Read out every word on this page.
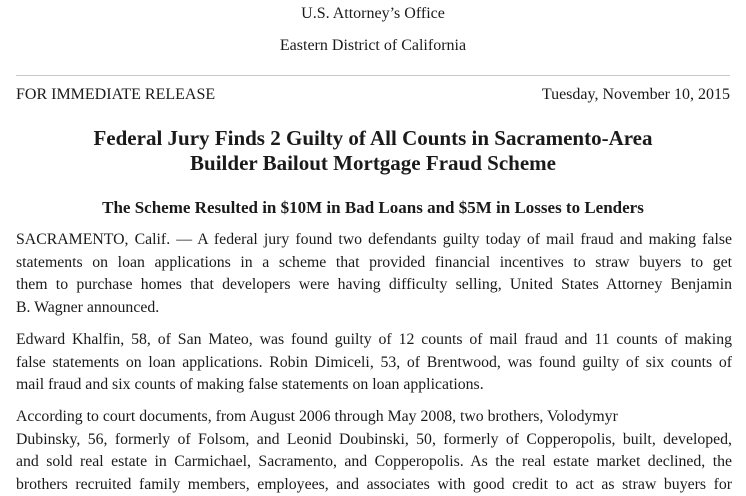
U.S. Attorney’s Office
Eastern District of California
FOR IMMEDIATE RELEASE	Tuesday, November 10, 2015
Federal Jury Finds 2 Guilty of All Counts in Sacramento-Area
Builder Bailout Mortgage Fraud Scheme
The Scheme Resulted in $10M in Bad Loans and $5M in Losses to Lenders
SACRAMENTO, Calif. — A federal jury found two defendants guilty today of mail fraud and making false
statements on loan applications in a scheme that provided financial incentives to straw buyers to get
them to purchase homes that developers were having difficulty selling, United States Attorney Benjamin
B. Wagner announced.
Edward Khalfin, 58, of San Mateo, was found guilty of 12 counts of mail fraud and 11 counts of making
false statements on loan applications. Robin Dimiceli, 53, of Brentwood, was found guilty of six counts of
mail fraud and six counts of making false statements on loan applications.
According to court documents, from August 2006 through May 2008, two brothers, Volodymyr
Dubinsky, 56, formerly of Folsom, and Leonid Doubinski, 50, formerly of Copperopolis, built, developed,
and sold real estate in Carmichael, Sacramento, and Copperopolis. As the real estate market declined, the
brothers recruited family members, employees, and associates with good credit to act as straw buyers for
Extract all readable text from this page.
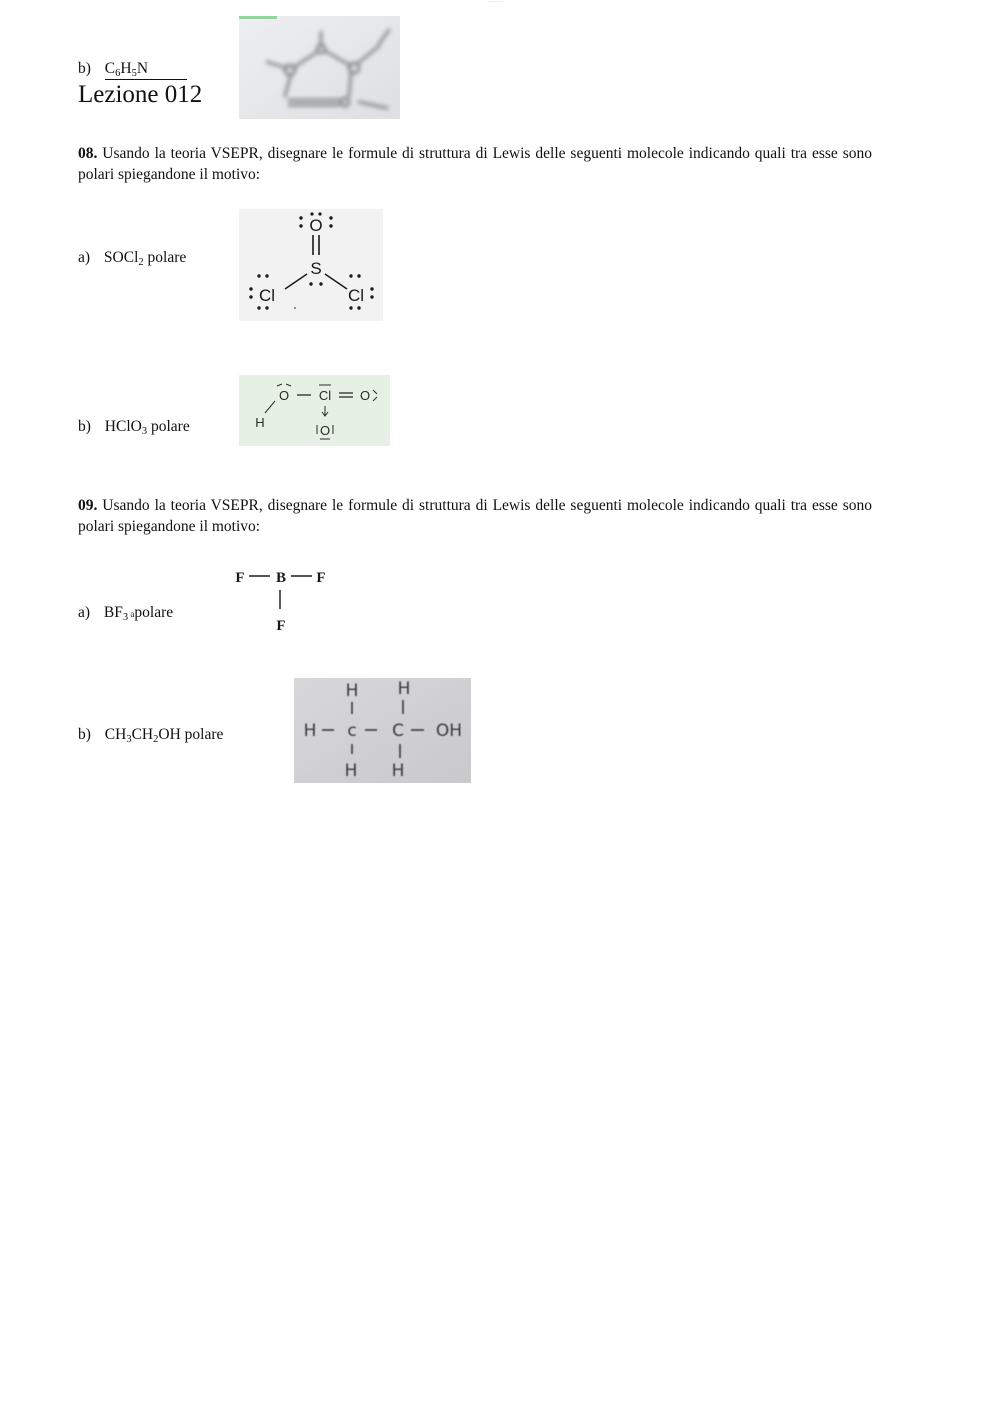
·········
b) $C_6H_5N$
Lezione 012
08. Usando la teoria VSEPR, disegnare le formule di struttura di Lewis delle seguenti molecole indicando quali tra esse sono polari spiegandone il motivo:
a) SOCl$_2$ polare
O
S
Cl	Cl
b) HClO$_3$ polare
O Cl O
H
O
09. Usando la teoria VSEPR, disegnare le formule di struttura di Lewis delle seguenti molecole indicando quali tra esse sono polari spiegandone il motivo:
a) $BF_3$ apolare
F B F
F
b) $CH_3CH_2OH$ polare
H H
H c C OH
H H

----

| Work required |
Gather up the lines that contain the word "straw".

| Task answer |
statements on loan applications in a scheme that provided financial incentives to straw buyers to get
brothers recruited family members, employees, and associates with good credit to act as straw buyers for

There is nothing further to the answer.